To be done —
Go through the listing and copy each line with the string "right".

-------------------------

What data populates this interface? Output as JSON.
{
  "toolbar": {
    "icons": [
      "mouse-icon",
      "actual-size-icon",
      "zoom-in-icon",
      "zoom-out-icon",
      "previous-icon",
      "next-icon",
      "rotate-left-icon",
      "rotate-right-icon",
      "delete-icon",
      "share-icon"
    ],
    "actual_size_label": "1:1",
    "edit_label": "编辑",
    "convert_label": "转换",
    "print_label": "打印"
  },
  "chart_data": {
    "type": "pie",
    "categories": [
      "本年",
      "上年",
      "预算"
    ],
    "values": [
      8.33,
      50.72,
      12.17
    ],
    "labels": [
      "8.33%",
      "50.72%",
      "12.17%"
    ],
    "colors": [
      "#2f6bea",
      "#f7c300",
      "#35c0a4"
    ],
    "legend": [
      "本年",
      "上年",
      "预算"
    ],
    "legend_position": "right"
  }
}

-------------------------

Correct answer —
      "rotate-right-icon",
    "legend_position": "right"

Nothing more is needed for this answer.